Listing —
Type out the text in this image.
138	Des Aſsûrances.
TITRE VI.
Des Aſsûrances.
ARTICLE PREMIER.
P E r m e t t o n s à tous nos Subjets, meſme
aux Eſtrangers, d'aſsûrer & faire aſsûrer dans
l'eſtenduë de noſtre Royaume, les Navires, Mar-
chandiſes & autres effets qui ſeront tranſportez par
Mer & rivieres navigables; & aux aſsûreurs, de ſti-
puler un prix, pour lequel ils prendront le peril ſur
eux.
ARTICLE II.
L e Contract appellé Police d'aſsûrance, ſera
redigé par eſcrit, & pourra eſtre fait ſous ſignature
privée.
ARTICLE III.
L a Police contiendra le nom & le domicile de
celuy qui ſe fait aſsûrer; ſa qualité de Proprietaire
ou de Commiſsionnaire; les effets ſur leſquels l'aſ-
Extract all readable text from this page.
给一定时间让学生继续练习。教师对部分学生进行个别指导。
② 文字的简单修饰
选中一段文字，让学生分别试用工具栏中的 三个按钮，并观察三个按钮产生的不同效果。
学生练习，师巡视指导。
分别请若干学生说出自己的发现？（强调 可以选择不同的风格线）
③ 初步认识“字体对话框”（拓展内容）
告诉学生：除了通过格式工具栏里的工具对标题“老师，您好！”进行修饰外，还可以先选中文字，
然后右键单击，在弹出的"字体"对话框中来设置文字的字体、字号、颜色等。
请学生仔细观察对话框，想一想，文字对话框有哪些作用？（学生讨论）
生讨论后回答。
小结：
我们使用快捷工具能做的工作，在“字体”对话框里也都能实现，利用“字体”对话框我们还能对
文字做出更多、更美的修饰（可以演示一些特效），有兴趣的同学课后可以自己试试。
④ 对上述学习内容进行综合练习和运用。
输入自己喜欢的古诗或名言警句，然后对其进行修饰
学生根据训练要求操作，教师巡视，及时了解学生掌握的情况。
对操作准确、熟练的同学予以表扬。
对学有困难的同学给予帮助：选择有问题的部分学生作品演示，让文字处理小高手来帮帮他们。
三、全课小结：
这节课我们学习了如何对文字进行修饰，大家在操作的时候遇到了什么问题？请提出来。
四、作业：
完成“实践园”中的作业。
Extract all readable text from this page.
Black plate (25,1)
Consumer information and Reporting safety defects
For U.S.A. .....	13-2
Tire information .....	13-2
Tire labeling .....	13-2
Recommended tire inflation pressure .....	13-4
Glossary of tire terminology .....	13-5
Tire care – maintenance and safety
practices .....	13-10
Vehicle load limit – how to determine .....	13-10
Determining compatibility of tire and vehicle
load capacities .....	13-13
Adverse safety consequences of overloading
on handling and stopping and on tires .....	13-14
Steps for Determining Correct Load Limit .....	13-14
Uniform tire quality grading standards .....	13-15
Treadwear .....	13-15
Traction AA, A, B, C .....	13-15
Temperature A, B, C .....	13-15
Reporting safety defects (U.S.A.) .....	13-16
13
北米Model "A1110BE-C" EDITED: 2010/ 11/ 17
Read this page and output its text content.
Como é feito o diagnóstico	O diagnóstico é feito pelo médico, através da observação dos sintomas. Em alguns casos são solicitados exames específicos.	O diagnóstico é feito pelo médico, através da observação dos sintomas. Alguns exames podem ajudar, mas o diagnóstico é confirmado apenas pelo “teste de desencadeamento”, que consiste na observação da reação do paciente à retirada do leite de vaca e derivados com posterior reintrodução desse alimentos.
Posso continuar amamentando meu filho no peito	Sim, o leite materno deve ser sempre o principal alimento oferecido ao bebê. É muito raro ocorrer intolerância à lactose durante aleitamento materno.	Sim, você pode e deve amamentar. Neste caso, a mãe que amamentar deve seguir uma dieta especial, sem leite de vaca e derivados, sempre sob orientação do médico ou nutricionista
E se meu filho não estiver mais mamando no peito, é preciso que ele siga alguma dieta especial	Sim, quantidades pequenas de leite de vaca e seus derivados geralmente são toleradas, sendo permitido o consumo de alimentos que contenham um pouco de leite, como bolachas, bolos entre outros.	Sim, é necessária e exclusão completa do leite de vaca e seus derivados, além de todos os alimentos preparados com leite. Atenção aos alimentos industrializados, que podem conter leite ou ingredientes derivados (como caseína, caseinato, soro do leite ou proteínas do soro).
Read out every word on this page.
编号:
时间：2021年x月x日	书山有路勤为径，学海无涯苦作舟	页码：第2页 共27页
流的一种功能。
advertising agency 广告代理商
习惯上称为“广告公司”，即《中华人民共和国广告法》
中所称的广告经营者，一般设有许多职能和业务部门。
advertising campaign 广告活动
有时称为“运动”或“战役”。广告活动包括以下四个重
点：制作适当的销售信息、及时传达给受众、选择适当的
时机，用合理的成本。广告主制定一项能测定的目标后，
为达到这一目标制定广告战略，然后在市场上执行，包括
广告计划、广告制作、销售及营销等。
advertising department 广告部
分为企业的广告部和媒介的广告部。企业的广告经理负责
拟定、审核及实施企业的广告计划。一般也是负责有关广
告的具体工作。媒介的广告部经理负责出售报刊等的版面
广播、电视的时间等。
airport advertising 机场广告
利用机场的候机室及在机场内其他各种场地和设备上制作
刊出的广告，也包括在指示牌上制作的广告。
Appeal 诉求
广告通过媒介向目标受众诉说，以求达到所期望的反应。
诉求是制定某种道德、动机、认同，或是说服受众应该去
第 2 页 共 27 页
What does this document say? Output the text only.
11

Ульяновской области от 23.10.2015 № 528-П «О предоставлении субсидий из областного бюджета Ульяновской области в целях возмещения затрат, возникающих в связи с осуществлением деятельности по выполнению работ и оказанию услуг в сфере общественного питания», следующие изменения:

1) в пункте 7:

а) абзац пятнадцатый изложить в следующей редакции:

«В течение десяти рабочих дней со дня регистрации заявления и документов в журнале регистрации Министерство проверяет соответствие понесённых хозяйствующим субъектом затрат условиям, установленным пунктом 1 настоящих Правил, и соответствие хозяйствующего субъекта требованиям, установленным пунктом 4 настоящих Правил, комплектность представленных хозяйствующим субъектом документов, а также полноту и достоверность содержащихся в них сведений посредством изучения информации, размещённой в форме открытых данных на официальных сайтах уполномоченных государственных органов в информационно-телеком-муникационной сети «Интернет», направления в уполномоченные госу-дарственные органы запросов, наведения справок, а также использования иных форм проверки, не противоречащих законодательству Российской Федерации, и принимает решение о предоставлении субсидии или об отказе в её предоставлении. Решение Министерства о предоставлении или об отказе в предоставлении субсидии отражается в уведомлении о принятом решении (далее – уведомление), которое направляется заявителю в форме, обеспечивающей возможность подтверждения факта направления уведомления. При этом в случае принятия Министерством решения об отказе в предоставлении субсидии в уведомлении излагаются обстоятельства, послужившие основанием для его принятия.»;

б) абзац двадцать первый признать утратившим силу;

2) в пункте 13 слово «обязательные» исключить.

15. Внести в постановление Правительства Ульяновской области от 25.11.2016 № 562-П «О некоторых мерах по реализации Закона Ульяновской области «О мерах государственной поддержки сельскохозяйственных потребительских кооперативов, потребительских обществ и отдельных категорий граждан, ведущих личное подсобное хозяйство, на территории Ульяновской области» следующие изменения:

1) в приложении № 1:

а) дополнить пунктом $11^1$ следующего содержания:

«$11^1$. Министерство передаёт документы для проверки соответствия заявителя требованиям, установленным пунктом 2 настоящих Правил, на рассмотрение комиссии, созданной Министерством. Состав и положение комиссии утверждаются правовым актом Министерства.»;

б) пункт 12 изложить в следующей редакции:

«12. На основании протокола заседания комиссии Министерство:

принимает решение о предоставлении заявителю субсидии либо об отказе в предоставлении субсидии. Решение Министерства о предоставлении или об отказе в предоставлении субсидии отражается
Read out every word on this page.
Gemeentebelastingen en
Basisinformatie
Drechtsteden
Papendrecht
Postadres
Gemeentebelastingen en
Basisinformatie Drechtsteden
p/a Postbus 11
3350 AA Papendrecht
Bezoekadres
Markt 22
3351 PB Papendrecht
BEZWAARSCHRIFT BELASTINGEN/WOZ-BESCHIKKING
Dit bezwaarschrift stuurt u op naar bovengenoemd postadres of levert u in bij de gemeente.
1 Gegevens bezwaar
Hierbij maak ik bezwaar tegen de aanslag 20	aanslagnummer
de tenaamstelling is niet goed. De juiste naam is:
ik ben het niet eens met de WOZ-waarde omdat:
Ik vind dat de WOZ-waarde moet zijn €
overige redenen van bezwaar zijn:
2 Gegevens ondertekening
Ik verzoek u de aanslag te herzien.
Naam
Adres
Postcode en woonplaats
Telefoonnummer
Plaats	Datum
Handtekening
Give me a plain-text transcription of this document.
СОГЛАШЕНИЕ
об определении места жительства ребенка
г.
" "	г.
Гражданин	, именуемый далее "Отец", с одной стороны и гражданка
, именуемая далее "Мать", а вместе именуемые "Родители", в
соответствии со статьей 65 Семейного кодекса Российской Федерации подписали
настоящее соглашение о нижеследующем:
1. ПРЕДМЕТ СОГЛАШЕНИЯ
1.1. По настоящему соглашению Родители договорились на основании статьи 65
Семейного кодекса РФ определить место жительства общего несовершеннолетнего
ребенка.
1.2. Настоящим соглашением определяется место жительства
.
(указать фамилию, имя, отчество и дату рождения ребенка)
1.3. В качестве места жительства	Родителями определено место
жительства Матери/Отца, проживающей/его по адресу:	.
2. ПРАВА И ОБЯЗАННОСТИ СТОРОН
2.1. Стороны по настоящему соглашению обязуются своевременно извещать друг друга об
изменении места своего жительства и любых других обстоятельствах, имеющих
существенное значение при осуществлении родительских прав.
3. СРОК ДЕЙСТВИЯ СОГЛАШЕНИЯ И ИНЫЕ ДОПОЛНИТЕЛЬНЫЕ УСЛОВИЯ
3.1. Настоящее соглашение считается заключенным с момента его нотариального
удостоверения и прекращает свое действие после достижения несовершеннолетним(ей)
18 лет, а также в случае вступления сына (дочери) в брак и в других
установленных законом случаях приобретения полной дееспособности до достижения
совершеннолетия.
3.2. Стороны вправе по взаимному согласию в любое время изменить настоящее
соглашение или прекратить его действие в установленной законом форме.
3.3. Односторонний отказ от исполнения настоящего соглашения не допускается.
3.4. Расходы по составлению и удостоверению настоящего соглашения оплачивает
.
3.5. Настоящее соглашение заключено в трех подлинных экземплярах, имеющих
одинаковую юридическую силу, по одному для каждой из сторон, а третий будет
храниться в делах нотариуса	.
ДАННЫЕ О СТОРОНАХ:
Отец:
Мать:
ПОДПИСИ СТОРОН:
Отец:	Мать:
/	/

Task to carry out — Gather every line from the listing above in which "комиссии" appears, and copy those lines.

Solution to the exercise —
«$11^1$. Министерство передаёт документы для проверки соответствия заявителя требованиям, установленным пунктом 2 настоящих Правил, на рассмотрение комиссии, созданной Министерством. Состав и положение комиссии утверждаются правовым актом Министерства.»;
«12. На основании протокола заседания комиссии Министерство:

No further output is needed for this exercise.